Data entries -
※ ※ ※

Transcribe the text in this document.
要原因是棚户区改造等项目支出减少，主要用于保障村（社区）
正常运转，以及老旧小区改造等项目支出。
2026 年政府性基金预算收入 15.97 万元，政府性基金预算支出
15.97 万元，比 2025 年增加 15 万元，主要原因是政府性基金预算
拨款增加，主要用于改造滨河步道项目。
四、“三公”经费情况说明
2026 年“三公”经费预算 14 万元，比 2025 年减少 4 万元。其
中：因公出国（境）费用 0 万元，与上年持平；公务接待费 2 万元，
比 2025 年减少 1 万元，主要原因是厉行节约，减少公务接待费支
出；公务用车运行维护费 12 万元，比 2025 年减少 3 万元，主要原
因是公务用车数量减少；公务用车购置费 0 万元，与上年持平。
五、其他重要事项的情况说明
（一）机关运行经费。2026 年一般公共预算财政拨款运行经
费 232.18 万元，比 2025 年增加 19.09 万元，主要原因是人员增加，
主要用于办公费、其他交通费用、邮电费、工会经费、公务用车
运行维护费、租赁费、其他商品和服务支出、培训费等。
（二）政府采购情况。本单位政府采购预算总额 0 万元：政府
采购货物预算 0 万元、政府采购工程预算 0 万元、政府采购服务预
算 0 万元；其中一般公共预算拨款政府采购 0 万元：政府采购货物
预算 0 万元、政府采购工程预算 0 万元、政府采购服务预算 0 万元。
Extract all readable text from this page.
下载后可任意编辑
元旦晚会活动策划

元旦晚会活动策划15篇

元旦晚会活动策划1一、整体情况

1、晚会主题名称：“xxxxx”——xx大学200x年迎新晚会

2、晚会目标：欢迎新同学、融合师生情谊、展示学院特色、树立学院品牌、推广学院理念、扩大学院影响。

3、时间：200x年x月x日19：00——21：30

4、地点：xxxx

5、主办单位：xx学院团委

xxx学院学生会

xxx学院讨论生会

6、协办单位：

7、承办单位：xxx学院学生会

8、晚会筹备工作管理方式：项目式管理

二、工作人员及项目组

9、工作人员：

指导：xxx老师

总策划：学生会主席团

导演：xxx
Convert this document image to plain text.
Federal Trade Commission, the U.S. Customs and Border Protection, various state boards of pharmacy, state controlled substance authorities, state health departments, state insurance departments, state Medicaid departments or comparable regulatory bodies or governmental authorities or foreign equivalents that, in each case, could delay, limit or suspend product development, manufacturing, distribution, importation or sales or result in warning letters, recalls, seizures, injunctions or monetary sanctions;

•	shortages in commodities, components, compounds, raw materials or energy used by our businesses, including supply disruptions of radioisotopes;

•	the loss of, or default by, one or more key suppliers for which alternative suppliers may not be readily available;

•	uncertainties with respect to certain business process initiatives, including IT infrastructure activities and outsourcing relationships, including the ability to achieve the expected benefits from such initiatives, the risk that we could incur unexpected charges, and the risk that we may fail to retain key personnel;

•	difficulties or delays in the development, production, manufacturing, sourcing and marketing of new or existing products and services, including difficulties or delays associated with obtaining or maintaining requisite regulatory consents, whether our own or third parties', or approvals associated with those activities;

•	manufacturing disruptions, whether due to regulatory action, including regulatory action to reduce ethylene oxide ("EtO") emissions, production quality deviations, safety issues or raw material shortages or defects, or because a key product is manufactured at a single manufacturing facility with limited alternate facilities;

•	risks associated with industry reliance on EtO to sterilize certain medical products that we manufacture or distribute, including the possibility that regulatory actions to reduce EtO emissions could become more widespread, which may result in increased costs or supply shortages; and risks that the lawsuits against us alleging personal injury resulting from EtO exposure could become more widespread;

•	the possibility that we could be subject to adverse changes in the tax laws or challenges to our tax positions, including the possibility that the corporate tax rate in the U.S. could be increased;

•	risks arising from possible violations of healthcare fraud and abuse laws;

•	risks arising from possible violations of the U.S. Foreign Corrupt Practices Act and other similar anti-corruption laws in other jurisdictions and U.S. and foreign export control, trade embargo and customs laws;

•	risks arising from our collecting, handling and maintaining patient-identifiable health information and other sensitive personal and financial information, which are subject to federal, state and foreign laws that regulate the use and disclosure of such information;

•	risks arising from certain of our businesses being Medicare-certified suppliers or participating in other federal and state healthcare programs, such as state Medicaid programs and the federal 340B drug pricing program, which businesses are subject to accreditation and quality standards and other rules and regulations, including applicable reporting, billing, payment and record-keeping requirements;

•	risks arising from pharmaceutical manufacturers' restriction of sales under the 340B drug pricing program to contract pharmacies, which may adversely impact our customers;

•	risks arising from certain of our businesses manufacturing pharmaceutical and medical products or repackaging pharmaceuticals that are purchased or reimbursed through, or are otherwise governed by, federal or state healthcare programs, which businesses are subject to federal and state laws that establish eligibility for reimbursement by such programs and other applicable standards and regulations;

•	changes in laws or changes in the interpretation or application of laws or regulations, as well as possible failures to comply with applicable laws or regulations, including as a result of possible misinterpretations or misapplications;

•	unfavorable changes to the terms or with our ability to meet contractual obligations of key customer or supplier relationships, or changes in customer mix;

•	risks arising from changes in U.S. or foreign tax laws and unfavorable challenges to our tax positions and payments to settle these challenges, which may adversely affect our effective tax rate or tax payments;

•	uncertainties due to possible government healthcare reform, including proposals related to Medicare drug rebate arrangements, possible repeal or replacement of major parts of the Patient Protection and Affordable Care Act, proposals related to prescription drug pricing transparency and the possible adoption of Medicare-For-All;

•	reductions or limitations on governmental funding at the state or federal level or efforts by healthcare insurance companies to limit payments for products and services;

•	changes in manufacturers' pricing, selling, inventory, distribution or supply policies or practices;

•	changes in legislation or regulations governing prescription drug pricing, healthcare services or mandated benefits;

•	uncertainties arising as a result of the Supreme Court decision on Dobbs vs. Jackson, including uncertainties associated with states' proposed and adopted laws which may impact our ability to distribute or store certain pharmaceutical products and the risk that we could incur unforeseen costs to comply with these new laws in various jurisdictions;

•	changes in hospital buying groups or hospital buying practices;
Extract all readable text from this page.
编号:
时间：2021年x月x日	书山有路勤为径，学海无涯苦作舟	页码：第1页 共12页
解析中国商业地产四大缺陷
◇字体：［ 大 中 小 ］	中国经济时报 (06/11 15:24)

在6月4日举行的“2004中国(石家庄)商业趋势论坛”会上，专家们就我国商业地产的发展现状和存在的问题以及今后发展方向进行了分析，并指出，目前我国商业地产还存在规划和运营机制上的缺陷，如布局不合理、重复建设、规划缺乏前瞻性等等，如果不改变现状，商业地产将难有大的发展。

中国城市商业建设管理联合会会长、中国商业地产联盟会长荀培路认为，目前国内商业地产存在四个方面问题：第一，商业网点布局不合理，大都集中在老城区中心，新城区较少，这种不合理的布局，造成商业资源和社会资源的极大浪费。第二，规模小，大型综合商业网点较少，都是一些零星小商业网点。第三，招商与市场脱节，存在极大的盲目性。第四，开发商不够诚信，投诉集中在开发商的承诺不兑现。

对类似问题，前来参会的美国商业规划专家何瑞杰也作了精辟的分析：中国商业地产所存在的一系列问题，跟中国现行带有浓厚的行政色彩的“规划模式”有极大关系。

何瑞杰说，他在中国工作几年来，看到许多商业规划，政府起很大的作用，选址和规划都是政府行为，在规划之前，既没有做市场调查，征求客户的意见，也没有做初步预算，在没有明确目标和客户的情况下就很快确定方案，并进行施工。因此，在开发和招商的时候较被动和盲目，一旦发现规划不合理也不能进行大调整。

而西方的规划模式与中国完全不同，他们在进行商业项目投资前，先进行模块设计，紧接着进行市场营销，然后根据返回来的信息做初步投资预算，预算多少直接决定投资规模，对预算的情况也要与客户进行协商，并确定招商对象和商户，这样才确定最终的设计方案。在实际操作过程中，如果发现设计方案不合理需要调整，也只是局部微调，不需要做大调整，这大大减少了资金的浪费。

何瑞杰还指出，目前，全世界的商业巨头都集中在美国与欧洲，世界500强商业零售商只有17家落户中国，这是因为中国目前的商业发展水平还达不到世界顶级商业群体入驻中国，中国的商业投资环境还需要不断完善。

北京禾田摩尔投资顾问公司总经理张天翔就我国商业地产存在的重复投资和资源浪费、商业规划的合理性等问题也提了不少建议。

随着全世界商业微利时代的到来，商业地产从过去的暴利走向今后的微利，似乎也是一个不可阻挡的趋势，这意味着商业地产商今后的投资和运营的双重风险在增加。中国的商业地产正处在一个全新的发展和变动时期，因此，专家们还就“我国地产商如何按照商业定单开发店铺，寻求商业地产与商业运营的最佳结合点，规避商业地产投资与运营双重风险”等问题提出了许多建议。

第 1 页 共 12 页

※ ※ ※

Task prompt -
Find the lines above holding the word "violations" and show them.

Solved exercise -
•	risks arising from possible violations of healthcare fraud and abuse laws;
•	risks arising from possible violations of the U.S. Foreign Corrupt Practices Act and other similar anti-corruption laws in other jurisdictions and U.S. and foreign export control, trade embargo and customs laws;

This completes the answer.